* [EXERCISE REQUIREMENTS]: Which lines below mention "plain"? Pick each one out.

----

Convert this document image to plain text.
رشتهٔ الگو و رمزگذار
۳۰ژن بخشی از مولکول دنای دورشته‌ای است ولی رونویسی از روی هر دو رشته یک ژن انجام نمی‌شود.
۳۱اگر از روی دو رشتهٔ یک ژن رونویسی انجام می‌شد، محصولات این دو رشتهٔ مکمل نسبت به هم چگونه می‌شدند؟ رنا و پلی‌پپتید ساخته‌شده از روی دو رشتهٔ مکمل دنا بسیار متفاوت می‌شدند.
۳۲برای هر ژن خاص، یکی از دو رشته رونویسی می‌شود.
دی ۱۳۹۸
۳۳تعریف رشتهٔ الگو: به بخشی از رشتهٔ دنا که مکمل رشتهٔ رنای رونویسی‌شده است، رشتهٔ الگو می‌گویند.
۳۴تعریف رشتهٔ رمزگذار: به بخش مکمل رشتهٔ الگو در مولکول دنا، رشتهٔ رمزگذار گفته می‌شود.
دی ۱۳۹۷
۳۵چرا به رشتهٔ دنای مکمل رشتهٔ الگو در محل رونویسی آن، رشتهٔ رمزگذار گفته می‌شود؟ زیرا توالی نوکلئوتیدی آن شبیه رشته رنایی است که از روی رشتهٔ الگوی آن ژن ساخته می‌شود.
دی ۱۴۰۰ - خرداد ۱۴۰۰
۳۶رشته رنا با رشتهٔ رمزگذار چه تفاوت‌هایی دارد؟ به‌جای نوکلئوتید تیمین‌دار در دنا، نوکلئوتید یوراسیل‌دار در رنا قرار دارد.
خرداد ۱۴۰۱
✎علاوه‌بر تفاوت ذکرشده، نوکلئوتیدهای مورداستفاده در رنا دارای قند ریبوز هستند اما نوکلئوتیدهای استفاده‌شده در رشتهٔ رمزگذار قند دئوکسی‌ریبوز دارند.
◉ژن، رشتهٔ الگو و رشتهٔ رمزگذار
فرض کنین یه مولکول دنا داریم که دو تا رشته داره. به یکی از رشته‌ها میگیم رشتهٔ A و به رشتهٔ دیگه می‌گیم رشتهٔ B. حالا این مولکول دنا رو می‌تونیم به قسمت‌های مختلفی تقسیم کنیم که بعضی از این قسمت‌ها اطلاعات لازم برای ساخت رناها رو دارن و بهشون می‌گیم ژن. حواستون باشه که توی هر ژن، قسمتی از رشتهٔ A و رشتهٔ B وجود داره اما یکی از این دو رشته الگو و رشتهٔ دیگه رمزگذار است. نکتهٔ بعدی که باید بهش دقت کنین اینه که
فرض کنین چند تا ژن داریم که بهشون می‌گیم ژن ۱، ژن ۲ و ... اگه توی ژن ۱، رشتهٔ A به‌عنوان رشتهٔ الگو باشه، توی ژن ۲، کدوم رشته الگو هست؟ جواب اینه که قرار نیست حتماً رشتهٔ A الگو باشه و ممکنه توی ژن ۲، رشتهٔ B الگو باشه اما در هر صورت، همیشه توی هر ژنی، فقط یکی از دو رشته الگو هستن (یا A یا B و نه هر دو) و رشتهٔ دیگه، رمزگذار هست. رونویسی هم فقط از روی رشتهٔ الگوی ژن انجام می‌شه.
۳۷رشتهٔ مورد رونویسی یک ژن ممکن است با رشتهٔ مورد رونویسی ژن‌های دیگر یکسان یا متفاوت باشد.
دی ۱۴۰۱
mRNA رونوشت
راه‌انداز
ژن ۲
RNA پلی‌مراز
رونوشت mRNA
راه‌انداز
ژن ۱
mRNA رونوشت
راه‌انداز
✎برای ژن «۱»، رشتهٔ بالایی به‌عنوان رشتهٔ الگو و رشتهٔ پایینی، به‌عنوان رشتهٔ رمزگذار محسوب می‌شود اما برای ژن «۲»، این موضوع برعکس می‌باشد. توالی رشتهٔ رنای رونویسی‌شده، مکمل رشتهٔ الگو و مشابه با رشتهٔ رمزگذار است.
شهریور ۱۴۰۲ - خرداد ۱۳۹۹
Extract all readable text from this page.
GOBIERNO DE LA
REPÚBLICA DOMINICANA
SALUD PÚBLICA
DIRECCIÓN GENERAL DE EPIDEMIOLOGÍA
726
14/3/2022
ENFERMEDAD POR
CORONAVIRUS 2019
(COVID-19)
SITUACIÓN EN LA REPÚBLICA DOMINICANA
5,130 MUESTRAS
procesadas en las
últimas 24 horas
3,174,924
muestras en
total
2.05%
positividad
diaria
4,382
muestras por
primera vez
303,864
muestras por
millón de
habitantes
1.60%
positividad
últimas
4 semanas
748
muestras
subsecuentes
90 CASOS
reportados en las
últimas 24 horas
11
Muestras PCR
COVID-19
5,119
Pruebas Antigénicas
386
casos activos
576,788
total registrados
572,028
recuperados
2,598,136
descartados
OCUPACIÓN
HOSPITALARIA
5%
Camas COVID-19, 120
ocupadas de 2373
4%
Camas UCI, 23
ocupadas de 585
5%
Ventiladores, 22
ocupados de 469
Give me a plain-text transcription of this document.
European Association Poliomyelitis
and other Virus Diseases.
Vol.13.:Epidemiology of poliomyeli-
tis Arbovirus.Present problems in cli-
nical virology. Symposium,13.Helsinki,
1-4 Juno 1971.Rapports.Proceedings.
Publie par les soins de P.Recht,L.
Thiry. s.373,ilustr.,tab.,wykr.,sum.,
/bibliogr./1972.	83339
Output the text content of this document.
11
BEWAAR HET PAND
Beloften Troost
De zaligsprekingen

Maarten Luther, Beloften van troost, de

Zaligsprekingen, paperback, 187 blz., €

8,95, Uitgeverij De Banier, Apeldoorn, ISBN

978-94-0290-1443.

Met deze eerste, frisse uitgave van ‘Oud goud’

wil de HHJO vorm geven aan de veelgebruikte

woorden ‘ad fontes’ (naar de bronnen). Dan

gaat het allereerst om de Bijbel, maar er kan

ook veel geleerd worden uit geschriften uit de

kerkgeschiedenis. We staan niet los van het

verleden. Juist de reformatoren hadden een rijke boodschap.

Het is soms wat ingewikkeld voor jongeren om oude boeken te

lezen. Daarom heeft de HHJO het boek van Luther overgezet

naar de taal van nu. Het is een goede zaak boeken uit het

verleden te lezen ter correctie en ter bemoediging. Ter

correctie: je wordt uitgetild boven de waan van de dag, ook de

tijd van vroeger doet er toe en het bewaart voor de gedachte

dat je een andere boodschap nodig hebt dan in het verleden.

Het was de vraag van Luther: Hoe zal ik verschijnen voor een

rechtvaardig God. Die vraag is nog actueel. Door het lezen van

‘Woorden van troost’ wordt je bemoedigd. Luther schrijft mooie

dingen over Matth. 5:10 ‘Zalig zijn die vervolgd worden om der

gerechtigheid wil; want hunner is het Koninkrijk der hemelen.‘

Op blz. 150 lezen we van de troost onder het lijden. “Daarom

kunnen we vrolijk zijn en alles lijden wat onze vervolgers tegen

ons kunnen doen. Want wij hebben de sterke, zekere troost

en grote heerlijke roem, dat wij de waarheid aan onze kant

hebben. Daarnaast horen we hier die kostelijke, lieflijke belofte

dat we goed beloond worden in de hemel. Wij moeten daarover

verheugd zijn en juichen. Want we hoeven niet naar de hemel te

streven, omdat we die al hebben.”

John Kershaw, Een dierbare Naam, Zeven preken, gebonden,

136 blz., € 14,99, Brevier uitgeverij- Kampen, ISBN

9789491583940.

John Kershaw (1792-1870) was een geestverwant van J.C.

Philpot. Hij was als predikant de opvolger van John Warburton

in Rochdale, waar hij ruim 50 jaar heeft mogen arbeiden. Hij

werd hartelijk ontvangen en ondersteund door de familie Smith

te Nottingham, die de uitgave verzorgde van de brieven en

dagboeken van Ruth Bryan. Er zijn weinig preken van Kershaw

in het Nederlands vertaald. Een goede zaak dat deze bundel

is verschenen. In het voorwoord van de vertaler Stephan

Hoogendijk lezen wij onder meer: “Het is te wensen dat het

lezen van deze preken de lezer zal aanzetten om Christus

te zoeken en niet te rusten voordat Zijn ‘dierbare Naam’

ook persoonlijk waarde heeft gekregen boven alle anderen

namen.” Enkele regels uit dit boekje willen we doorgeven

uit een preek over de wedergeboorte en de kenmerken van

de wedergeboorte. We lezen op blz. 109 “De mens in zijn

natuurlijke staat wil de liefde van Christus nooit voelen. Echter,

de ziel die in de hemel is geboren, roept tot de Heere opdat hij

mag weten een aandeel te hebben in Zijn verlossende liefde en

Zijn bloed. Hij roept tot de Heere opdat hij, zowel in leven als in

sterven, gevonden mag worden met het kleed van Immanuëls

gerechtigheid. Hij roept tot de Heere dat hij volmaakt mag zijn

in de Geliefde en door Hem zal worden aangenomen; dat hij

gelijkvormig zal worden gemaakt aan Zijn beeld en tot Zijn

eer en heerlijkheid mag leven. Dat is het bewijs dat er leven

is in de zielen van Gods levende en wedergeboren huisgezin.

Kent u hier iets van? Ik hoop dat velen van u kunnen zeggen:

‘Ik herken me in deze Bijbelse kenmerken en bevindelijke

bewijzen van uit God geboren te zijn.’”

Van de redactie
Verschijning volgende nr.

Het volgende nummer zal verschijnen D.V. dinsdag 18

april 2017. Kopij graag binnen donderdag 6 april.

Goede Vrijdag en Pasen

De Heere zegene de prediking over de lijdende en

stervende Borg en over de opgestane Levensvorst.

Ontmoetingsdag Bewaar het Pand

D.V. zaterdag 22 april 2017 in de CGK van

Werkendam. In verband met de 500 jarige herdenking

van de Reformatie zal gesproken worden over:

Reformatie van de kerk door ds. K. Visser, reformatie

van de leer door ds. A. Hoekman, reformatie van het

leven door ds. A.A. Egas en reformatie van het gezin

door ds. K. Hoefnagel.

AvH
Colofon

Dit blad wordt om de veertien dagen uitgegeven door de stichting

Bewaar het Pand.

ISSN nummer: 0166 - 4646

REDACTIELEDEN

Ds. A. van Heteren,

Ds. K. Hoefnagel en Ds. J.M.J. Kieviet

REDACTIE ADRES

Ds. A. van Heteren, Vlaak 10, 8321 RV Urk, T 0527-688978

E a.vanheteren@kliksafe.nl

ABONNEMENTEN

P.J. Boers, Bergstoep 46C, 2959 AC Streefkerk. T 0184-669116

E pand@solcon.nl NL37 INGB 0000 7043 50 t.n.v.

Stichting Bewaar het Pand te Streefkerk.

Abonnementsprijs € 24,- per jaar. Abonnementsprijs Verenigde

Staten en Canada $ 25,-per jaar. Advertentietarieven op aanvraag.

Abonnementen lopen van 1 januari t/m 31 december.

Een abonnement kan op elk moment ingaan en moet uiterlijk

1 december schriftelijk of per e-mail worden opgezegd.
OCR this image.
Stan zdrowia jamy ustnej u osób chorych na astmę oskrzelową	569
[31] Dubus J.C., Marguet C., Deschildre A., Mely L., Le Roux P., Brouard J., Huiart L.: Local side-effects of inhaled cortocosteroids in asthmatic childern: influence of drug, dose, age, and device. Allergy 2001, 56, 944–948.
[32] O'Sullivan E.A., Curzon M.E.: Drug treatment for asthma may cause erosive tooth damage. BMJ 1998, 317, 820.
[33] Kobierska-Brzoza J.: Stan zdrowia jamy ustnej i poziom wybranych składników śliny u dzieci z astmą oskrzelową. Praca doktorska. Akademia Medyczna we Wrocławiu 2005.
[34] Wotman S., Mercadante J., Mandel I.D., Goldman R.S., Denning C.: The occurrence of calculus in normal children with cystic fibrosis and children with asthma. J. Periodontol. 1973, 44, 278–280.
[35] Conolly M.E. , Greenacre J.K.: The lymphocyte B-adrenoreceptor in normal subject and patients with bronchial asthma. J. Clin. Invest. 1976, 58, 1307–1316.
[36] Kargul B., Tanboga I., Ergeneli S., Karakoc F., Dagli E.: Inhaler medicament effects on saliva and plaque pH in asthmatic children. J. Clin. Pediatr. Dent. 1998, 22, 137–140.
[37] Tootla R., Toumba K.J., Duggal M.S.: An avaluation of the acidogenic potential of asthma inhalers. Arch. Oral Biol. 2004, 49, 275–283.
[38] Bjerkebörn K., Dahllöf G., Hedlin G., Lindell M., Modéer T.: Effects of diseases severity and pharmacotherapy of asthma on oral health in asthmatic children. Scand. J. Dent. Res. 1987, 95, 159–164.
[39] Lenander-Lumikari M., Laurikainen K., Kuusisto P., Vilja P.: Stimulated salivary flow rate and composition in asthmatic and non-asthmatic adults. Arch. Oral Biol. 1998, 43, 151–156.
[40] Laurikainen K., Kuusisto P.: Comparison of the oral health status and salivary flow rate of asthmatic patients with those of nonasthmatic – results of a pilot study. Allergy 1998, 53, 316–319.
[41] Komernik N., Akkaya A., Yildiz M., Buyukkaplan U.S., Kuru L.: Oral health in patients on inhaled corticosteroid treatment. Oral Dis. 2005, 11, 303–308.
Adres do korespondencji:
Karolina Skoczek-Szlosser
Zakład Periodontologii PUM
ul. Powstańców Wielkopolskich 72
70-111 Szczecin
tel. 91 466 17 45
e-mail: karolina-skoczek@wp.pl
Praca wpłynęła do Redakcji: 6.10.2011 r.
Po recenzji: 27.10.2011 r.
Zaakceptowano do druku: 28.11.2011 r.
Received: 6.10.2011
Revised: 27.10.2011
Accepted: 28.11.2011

----

* [REPLY]:
Convert this document image to plain text.
Give me a plain-text transcription of this document.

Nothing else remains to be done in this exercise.